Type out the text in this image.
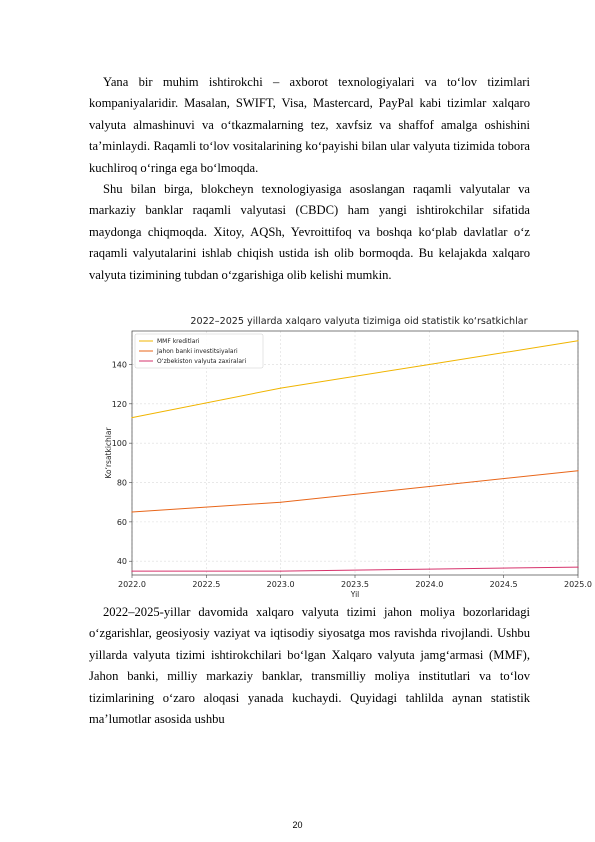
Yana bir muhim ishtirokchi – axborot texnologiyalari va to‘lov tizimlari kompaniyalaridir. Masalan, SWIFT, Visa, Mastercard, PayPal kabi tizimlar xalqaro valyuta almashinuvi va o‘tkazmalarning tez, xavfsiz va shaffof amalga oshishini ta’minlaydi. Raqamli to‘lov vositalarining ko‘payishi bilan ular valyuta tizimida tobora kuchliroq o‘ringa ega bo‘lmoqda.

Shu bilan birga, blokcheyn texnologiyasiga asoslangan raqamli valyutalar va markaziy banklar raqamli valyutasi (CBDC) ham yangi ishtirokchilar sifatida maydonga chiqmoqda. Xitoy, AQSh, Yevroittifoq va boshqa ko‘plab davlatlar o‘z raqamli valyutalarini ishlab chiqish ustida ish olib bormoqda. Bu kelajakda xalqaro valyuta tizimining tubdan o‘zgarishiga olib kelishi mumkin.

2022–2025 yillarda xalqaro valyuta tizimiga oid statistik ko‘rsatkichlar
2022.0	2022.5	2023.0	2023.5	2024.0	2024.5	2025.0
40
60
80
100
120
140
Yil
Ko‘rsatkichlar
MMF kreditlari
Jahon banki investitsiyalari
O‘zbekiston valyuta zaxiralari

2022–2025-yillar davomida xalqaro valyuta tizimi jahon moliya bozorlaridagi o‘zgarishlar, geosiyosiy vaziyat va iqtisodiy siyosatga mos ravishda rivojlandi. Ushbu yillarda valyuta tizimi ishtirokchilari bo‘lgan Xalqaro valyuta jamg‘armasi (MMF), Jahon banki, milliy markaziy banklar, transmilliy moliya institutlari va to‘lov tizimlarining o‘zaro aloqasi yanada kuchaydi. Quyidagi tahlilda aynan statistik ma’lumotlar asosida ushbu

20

--------------------------------------------------

Set problem -
In the records above, find each line holding "yillarda" and copy it.

Solution -
2022–2025 yillarda xalqaro valyuta tizimiga oid statistik ko‘rsatkichlar
2022–2025-yillar davomida xalqaro valyuta tizimi jahon moliya bozorlaridagi o‘zgarishlar, geosiyosiy vaziyat va iqtisodiy siyosatga mos ravishda rivojlandi. Ushbu yillarda valyuta tizimi ishtirokchilari bo‘lgan Xalqaro valyuta jamg‘armasi (MMF), Jahon banki, milliy markaziy banklar, transmilliy moliya institutlari va to‘lov tizimlarining o‘zaro aloqasi yanada kuchaydi. Quyidagi tahlilda aynan statistik ma’lumotlar asosida ushbu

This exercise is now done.